### Exercise material
○ ○ ○
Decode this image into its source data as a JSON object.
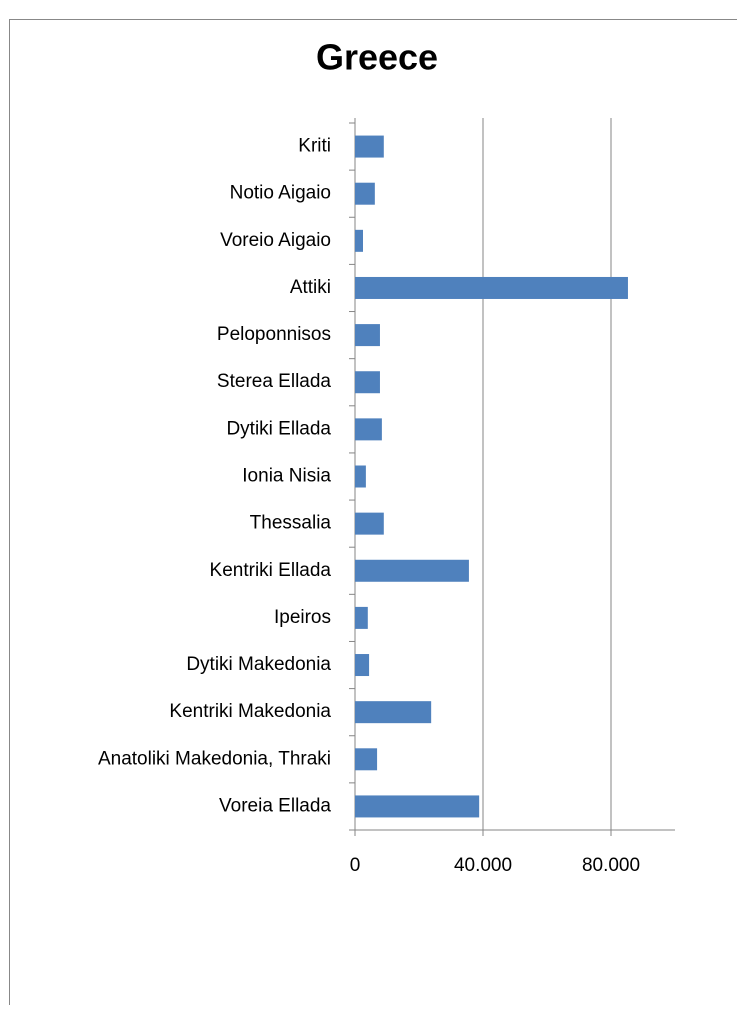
{
  "chart_data": {
    "type": "bar",
    "orientation": "horizontal",
    "title": "Greece",
    "categories": [
      "Kriti",
      "Notio Aigaio",
      "Voreio Aigaio",
      "Attiki",
      "Peloponnisos",
      "Sterea Ellada",
      "Dytiki Ellada",
      "Ionia Nisia",
      "Thessalia",
      "Kentriki Ellada",
      "Ipeiros",
      "Dytiki Makedonia",
      "Kentriki Makedonia",
      "Anatoliki Makedonia, Thraki",
      "Voreia Ellada"
    ],
    "values": [
      9000,
      6200,
      2500,
      85300,
      7800,
      7800,
      8400,
      3400,
      9000,
      35600,
      4000,
      4400,
      23800,
      6900,
      38800
    ],
    "color": "#4f81bd",
    "xlim": [
      0,
      100000
    ],
    "xticks": [
      0,
      {
        "value": 40000,
        "label": "40.000"
      },
      {
        "value": 80000,
        "label": "80.000"
      }
    ],
    "grid": true
  }
}
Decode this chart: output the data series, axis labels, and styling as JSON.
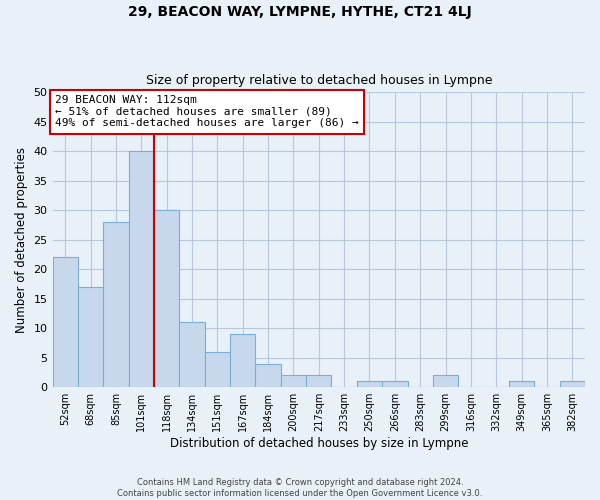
○ ○ ○
### The problem
Copy every entry exactly as written. Pictures are excluded.

### Solution
Decode this image into its source data as a JSON object.
{
  "chart_data": {
    "type": "bar",
    "orientation": "horizontal",
    "title": "Greece",
    "categories": [
      "Kriti",
      "Notio Aigaio",
      "Voreio Aigaio",
      "Attiki",
      "Peloponnisos",
      "Sterea Ellada",
      "Dytiki Ellada",
      "Ionia Nisia",
      "Thessalia",
      "Kentriki Ellada",
      "Ipeiros",
      "Dytiki Makedonia",
      "Kentriki Makedonia",
      "Anatoliki Makedonia, Thraki",
      "Voreia Ellada"
    ],
    "values": [
      9000,
      6200,
      2500,
      85300,
      7800,
      7800,
      8400,
      3400,
      9000,
      35600,
      4000,
      4400,
      23800,
      6900,
      38800
    ],
    "color": "#4f81bd",
    "xlim": [
      0,
      100000
    ],
    "xticks": [
      0,
      {
        "value": 40000,
        "label": "40.000"
      },
      {
        "value": 80000,
        "label": "80.000"
      }
    ],
    "grid": true
  }
}
Decode this chart: output the data series, axis labels, and styling as JSON.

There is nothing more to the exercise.